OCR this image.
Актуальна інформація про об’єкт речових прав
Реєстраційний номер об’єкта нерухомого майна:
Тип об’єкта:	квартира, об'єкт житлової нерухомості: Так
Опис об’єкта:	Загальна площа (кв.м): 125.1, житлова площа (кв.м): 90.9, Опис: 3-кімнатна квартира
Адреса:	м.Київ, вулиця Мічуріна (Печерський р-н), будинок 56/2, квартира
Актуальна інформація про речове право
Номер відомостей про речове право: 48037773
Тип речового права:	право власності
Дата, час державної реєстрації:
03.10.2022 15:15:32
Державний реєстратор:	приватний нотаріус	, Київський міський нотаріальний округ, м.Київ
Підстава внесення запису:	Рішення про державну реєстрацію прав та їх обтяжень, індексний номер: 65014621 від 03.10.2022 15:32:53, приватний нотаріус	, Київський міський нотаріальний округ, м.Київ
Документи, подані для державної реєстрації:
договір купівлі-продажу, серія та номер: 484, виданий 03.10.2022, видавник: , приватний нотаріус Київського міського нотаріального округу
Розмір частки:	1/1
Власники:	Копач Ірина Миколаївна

# # # # #

• REQUIREMENTS:
Make an exact copy of every line in the data.

• ANSWER TO THE TASK:
OCR this image.
Актуальна інформація про об’єкт речових прав
Реєстраційний номер об’єкта нерухомого майна:
Тип об’єкта:	квартира, об'єкт житлової нерухомості: Так
Опис об’єкта:	Загальна площа (кв.м): 125.1, житлова площа (кв.м): 90.9, Опис: 3-кімнатна квартира
Адреса:	м.Київ, вулиця Мічуріна (Печерський р-н), будинок 56/2, квартира
Актуальна інформація про речове право
Номер відомостей про речове право: 48037773
Тип речового права:	право власності
Дата, час державної реєстрації:
03.10.2022 15:15:32
Державний реєстратор:	приватний нотаріус	, Київський міський нотаріальний округ, м.Київ
Підстава внесення запису:	Рішення про державну реєстрацію прав та їх обтяжень, індексний номер: 65014621 від 03.10.2022 15:32:53, приватний нотаріус	, Київський міський нотаріальний округ, м.Київ
Документи, подані для державної реєстрації:
договір купівлі-продажу, серія та номер: 484, виданий 03.10.2022, видавник: , приватний нотаріус Київського міського нотаріального округу
Розмір частки:	1/1
Власники:	Копач Ірина Миколаївна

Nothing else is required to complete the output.